Entries shown →
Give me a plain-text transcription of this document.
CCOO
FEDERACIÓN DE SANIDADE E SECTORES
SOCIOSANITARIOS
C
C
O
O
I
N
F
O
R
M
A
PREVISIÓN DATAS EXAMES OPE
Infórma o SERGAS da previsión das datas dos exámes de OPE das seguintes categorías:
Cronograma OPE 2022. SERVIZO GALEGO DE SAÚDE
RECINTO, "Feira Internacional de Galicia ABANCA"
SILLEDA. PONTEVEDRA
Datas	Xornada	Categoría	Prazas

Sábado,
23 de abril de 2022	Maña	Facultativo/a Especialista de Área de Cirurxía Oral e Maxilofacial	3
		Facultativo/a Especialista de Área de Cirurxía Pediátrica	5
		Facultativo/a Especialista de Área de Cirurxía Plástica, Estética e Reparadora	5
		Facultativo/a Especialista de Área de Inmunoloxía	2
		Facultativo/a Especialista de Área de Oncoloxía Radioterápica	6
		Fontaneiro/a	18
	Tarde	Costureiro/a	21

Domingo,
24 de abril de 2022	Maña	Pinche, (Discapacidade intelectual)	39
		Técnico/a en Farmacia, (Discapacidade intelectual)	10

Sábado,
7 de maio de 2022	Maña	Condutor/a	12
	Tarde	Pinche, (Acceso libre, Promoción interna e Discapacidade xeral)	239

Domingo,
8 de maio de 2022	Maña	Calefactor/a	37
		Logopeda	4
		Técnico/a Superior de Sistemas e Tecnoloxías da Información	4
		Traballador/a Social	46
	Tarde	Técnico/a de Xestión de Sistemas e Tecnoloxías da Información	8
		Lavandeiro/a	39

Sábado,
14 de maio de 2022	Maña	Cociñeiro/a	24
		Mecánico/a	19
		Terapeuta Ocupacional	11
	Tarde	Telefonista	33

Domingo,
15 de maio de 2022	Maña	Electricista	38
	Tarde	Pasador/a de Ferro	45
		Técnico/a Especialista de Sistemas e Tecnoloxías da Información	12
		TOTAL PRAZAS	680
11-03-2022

What to do → Return all of the entries word for word.

The output →
Give me a plain-text transcription of this document.
CCOO
FEDERACIÓN DE SANIDADE E SECTORES
SOCIOSANITARIOS
C
C
O
O
I
N
F
O
R
M
A
PREVISIÓN DATAS EXAMES OPE
Infórma o SERGAS da previsión das datas dos exámes de OPE das seguintes categorías:
Cronograma OPE 2022. SERVIZO GALEGO DE SAÚDE
RECINTO, "Feira Internacional de Galicia ABANCA"
SILLEDA. PONTEVEDRA
Datas	Xornada	Categoría	Prazas

Sábado,
23 de abril de 2022	Maña	Facultativo/a Especialista de Área de Cirurxía Oral e Maxilofacial	3
		Facultativo/a Especialista de Área de Cirurxía Pediátrica	5
		Facultativo/a Especialista de Área de Cirurxía Plástica, Estética e Reparadora	5
		Facultativo/a Especialista de Área de Inmunoloxía	2
		Facultativo/a Especialista de Área de Oncoloxía Radioterápica	6
		Fontaneiro/a	18
	Tarde	Costureiro/a	21

Domingo,
24 de abril de 2022	Maña	Pinche, (Discapacidade intelectual)	39
		Técnico/a en Farmacia, (Discapacidade intelectual)	10

Sábado,
7 de maio de 2022	Maña	Condutor/a	12
	Tarde	Pinche, (Acceso libre, Promoción interna e Discapacidade xeral)	239

Domingo,
8 de maio de 2022	Maña	Calefactor/a	37
		Logopeda	4
		Técnico/a Superior de Sistemas e Tecnoloxías da Información	4
		Traballador/a Social	46
	Tarde	Técnico/a de Xestión de Sistemas e Tecnoloxías da Información	8
		Lavandeiro/a	39

Sábado,
14 de maio de 2022	Maña	Cociñeiro/a	24
		Mecánico/a	19
		Terapeuta Ocupacional	11
	Tarde	Telefonista	33

Domingo,
15 de maio de 2022	Maña	Electricista	38
	Tarde	Pasador/a de Ferro	45
		Técnico/a Especialista de Sistemas e Tecnoloxías da Información	12
		TOTAL PRAZAS	680
11-03-2022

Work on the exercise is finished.